— START Record excerpts —
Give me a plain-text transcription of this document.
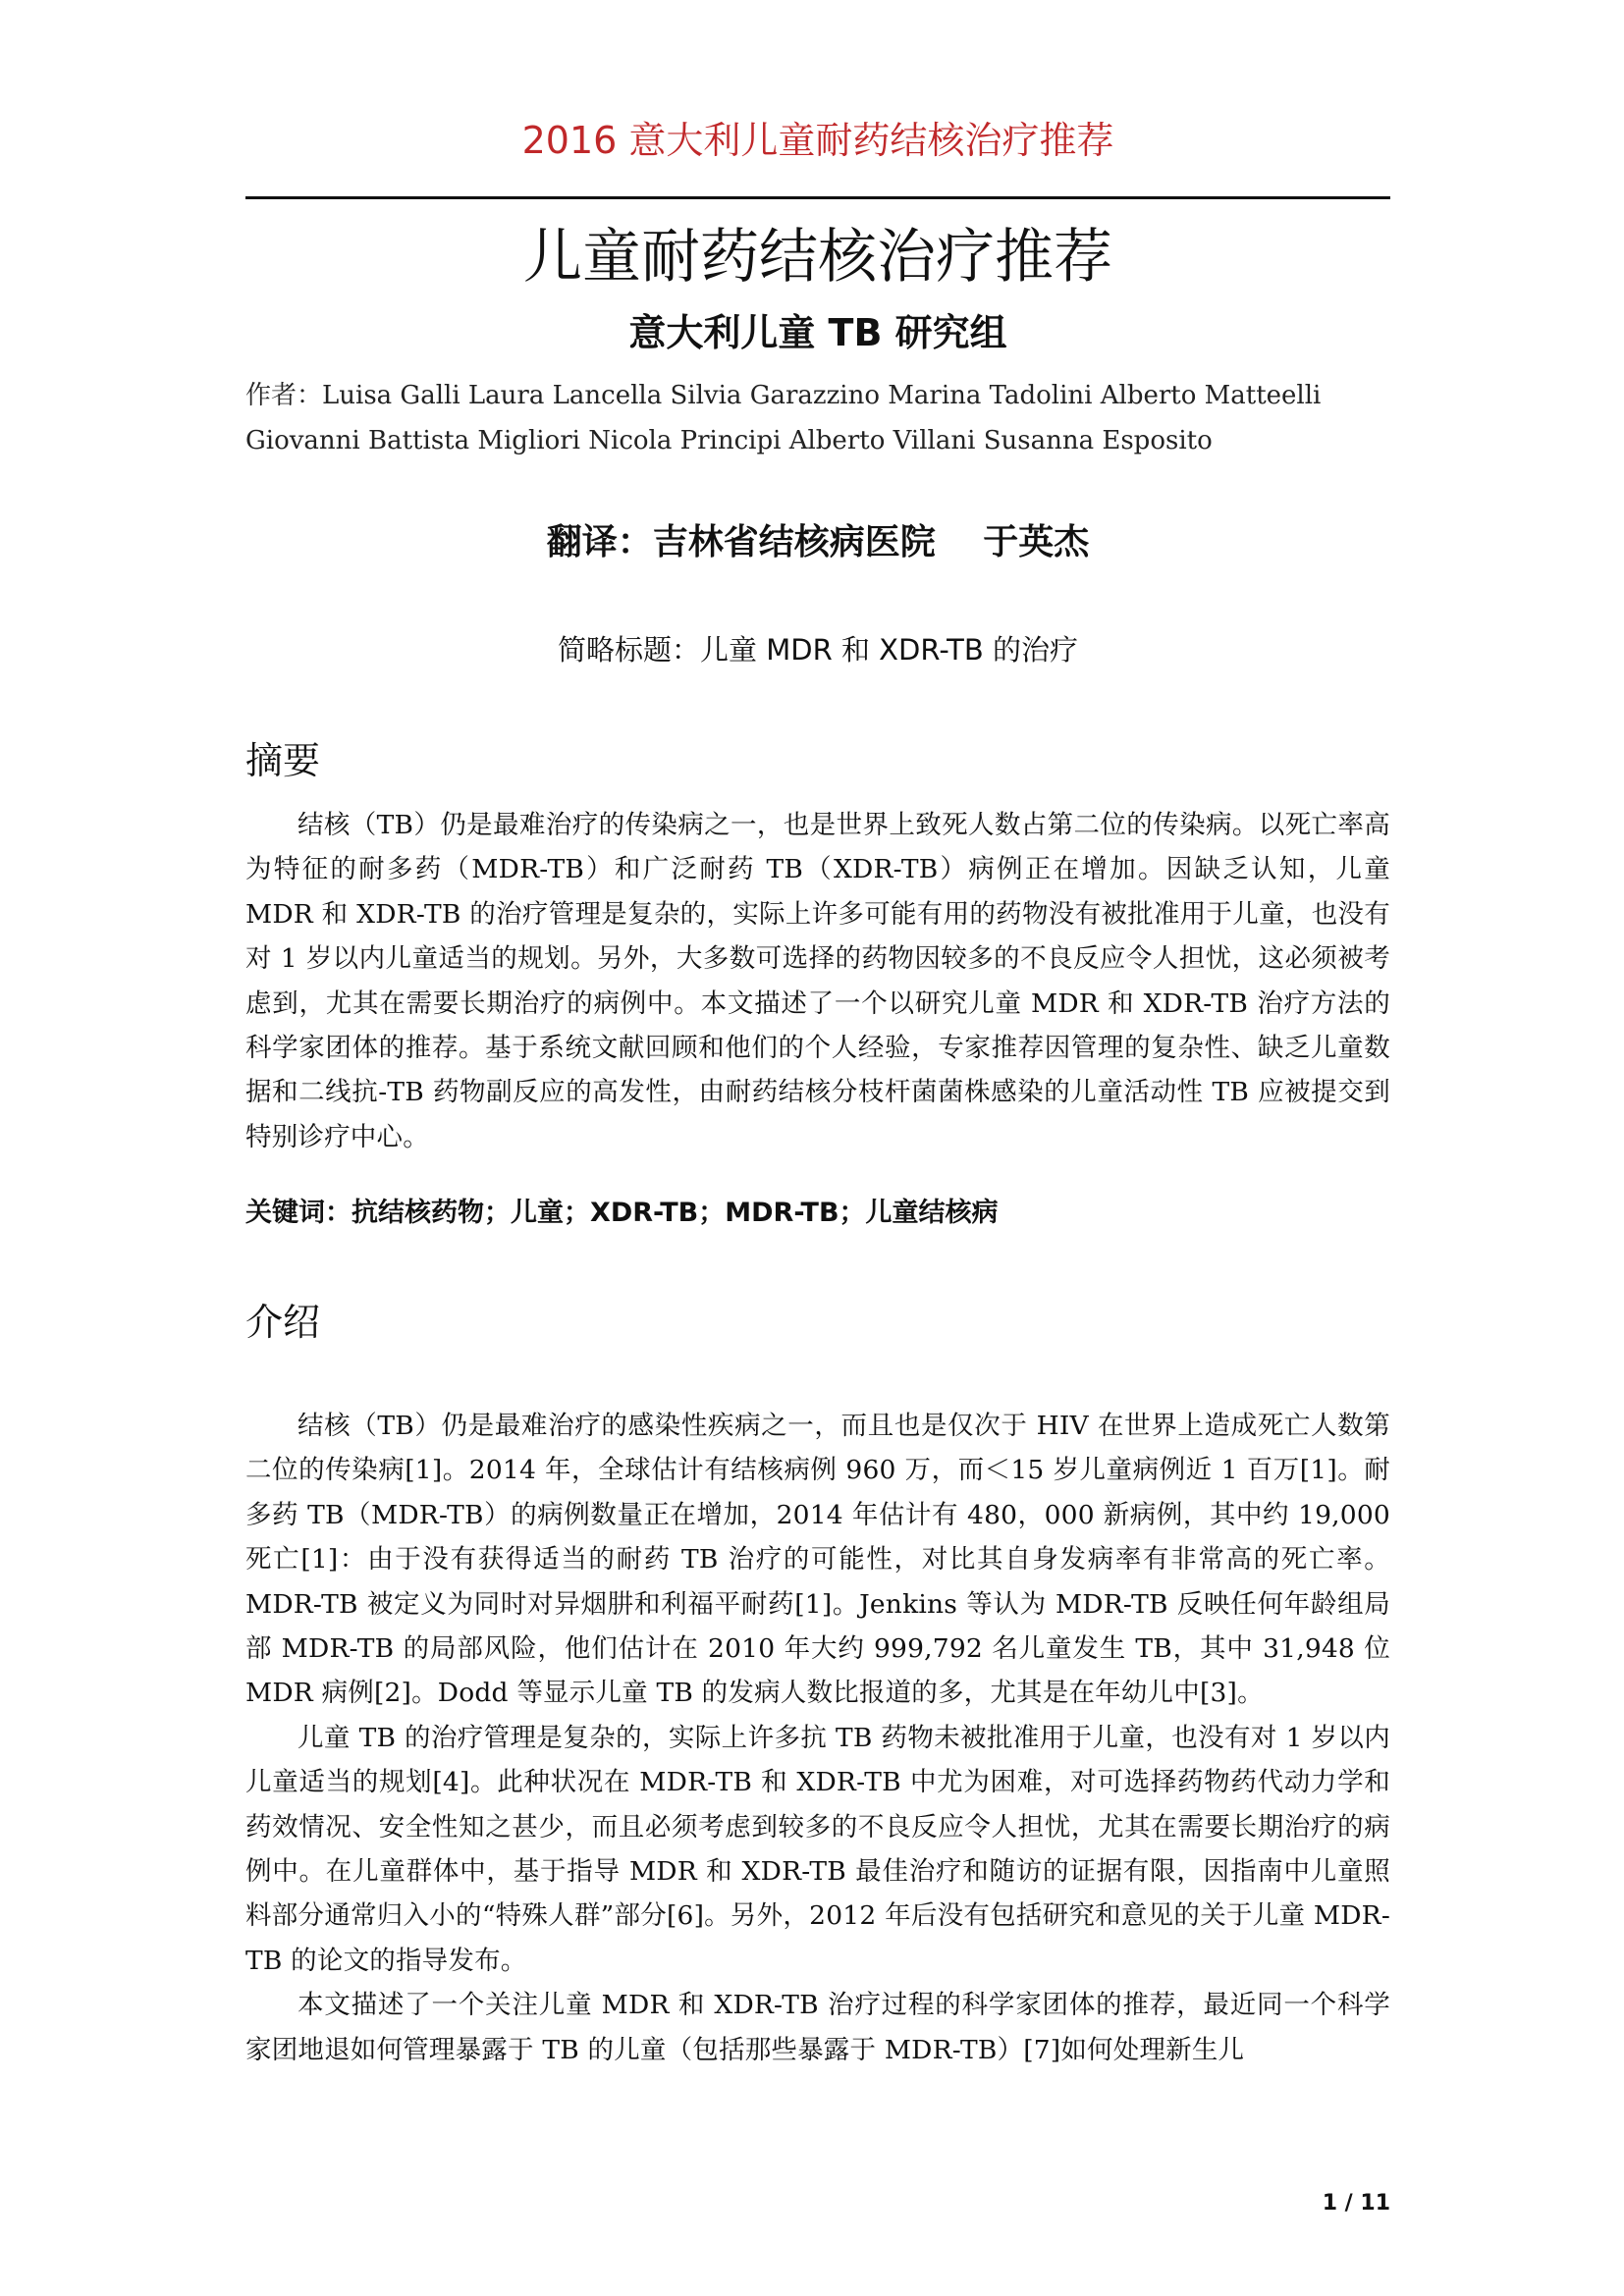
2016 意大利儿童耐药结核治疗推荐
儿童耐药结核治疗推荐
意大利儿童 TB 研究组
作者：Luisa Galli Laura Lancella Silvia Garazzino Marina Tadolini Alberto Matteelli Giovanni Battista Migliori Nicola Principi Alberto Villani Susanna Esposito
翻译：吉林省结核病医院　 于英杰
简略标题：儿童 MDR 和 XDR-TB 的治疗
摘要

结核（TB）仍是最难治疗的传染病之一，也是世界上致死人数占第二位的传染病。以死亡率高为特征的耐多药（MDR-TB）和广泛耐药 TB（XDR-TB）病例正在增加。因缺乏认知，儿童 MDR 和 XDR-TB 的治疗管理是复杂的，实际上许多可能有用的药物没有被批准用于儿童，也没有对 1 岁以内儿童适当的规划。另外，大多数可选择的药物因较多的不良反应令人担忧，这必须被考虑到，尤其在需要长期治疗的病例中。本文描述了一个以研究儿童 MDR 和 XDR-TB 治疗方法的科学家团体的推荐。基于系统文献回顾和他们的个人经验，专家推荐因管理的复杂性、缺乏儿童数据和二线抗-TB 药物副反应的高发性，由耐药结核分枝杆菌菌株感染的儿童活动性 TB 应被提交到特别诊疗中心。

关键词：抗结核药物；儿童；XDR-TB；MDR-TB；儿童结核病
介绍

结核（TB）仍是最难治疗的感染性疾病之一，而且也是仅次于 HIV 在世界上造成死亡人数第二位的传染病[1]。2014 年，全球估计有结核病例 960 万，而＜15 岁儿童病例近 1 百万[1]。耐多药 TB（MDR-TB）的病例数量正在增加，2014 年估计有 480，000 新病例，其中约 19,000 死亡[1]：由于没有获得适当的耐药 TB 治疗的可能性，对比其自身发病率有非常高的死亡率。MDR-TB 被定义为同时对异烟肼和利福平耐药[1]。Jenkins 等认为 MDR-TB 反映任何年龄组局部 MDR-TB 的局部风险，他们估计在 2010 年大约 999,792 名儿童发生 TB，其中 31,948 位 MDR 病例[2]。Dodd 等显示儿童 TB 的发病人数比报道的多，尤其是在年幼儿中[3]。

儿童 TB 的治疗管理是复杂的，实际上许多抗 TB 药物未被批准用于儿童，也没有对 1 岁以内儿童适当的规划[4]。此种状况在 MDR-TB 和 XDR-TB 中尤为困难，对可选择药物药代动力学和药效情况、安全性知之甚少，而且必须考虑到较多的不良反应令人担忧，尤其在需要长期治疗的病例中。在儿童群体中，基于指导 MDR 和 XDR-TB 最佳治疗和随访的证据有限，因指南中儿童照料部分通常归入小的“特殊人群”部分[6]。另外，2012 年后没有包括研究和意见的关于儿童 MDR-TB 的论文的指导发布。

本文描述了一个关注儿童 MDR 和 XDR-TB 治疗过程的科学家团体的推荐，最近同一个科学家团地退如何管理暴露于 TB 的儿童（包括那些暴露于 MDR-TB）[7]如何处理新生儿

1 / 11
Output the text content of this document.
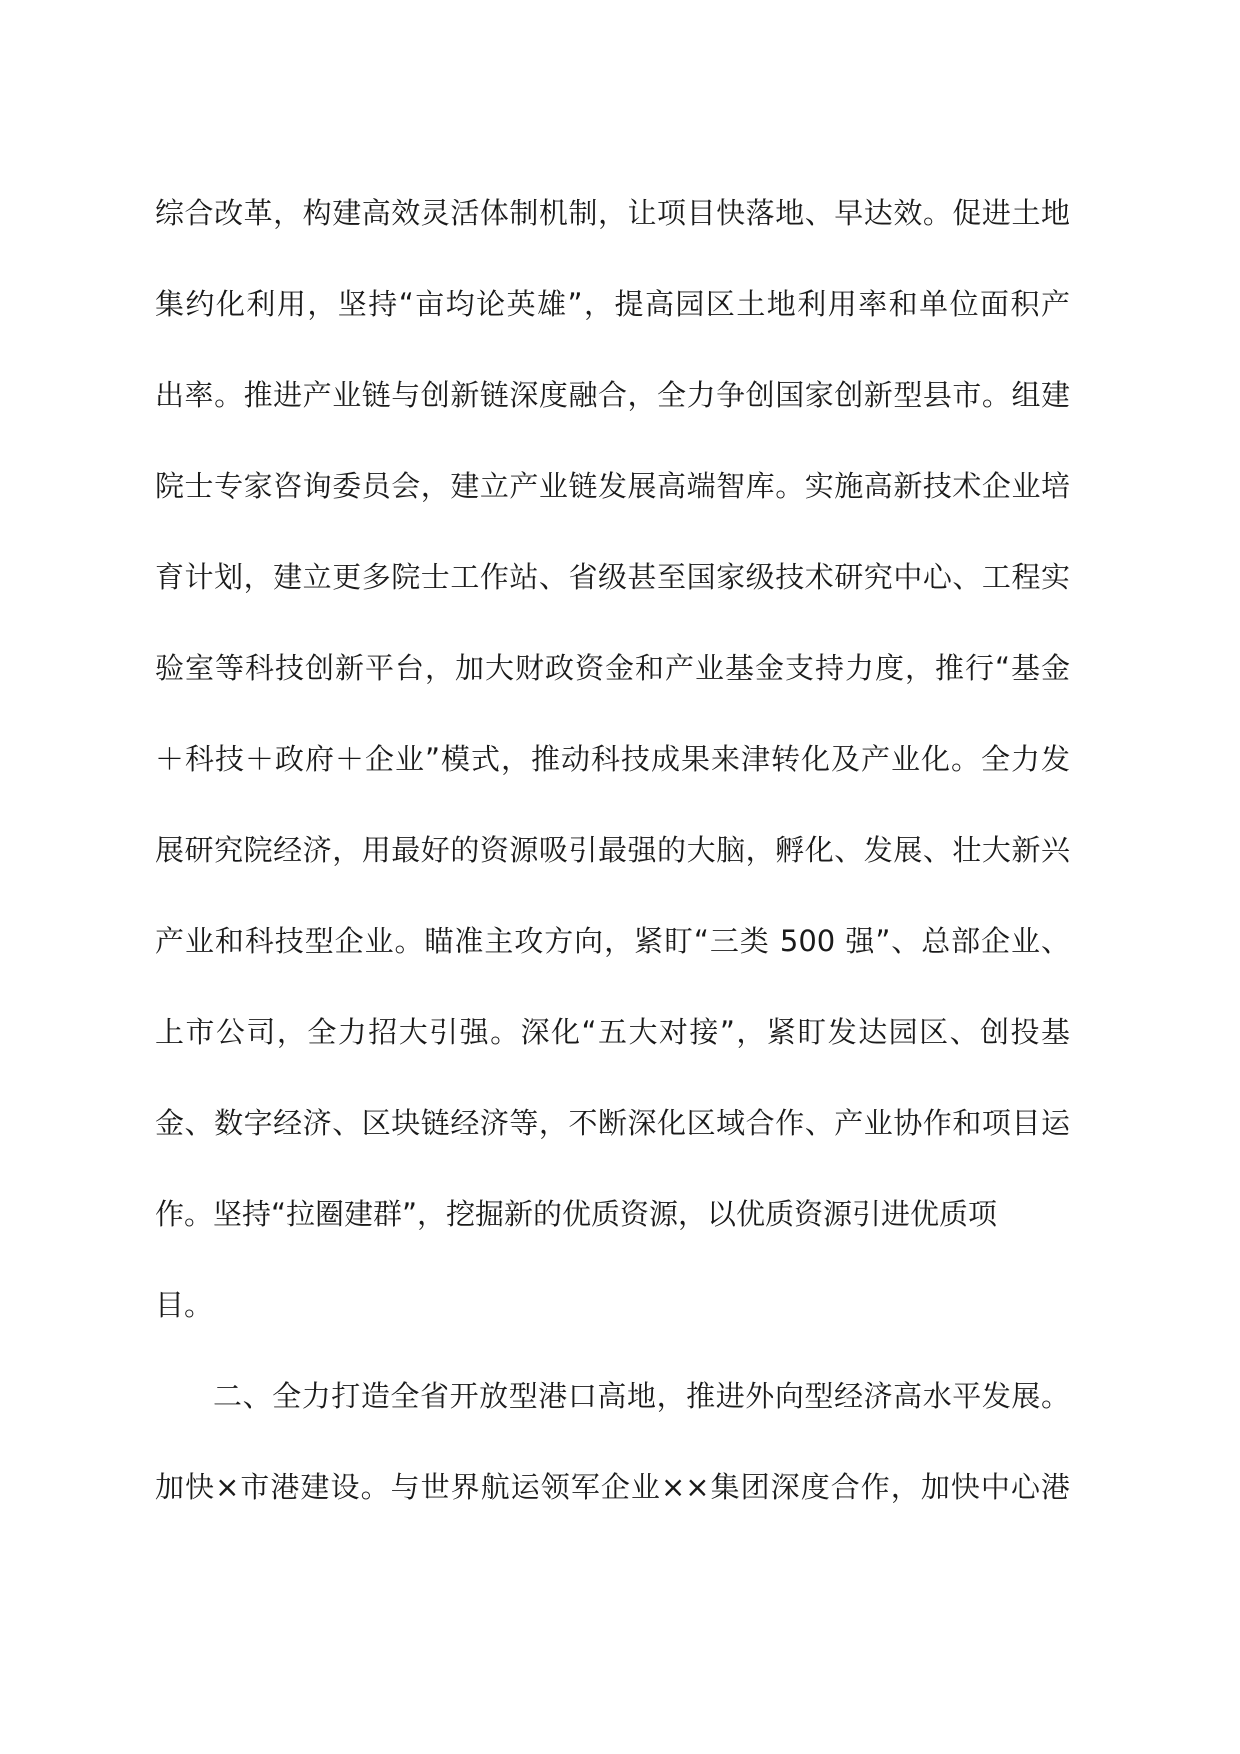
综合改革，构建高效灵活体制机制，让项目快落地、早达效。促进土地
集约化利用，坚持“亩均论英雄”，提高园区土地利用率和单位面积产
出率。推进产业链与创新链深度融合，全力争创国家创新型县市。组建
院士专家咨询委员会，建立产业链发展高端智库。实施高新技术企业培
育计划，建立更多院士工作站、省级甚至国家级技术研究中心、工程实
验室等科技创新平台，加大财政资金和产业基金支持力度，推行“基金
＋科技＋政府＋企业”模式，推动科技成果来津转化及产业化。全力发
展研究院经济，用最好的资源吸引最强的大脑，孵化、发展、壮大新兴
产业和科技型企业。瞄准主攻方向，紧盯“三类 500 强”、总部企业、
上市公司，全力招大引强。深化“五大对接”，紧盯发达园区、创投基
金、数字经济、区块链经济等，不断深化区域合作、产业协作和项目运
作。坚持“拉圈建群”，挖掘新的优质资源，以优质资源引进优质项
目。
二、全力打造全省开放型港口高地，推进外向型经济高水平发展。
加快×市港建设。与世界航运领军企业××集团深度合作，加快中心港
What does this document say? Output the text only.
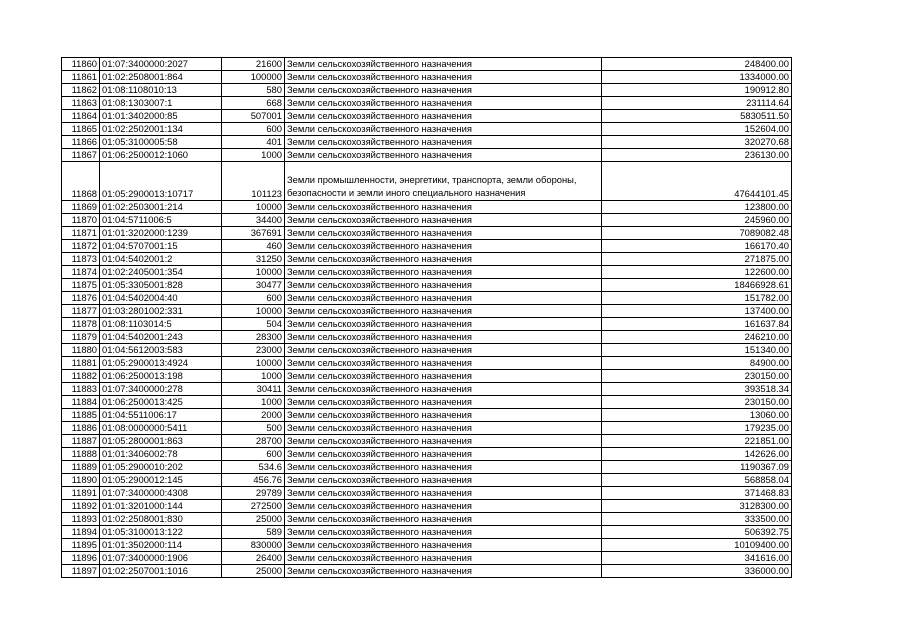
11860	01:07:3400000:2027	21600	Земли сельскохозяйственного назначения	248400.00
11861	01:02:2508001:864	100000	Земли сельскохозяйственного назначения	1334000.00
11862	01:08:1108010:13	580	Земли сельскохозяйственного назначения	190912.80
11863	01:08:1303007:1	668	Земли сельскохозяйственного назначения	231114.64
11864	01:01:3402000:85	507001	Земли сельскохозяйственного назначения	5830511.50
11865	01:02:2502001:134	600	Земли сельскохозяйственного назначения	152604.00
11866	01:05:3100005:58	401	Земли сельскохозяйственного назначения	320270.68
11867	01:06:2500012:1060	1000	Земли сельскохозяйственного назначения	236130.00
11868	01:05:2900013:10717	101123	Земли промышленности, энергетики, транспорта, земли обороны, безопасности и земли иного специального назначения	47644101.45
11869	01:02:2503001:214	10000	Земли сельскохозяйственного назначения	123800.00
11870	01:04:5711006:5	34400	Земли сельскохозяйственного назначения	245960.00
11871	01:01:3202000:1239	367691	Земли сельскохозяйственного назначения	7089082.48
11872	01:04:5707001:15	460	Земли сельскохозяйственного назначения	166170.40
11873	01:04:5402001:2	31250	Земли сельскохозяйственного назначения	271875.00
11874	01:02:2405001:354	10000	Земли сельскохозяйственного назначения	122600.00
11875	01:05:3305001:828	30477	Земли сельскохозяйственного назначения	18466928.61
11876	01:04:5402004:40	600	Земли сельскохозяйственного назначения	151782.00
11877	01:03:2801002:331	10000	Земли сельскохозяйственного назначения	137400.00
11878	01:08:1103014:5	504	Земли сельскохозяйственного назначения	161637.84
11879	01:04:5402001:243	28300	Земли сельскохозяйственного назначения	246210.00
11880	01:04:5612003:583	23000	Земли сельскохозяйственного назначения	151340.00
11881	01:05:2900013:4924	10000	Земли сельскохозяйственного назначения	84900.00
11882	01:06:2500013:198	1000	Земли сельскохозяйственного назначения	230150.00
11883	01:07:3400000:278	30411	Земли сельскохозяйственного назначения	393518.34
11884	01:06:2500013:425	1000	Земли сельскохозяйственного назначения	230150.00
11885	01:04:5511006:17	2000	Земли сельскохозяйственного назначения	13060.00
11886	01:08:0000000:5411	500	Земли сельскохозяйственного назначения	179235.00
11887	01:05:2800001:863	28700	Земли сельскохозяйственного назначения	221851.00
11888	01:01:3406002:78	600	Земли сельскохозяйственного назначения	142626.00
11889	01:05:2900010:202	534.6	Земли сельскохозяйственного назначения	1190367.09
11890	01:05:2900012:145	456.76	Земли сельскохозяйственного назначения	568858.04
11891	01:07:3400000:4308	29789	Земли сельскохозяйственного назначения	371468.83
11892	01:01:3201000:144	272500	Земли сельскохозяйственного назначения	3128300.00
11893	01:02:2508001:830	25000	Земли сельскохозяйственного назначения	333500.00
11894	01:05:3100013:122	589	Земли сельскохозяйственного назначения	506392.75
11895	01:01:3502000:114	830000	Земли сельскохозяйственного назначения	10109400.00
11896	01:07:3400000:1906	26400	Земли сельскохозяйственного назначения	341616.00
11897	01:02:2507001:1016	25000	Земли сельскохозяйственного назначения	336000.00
— END Record excerpts —
What you have to do:
Gather from the records above every line containing the string "Output".

Result of the task:
Output the text content of this document.
What does this document say? Output the text only.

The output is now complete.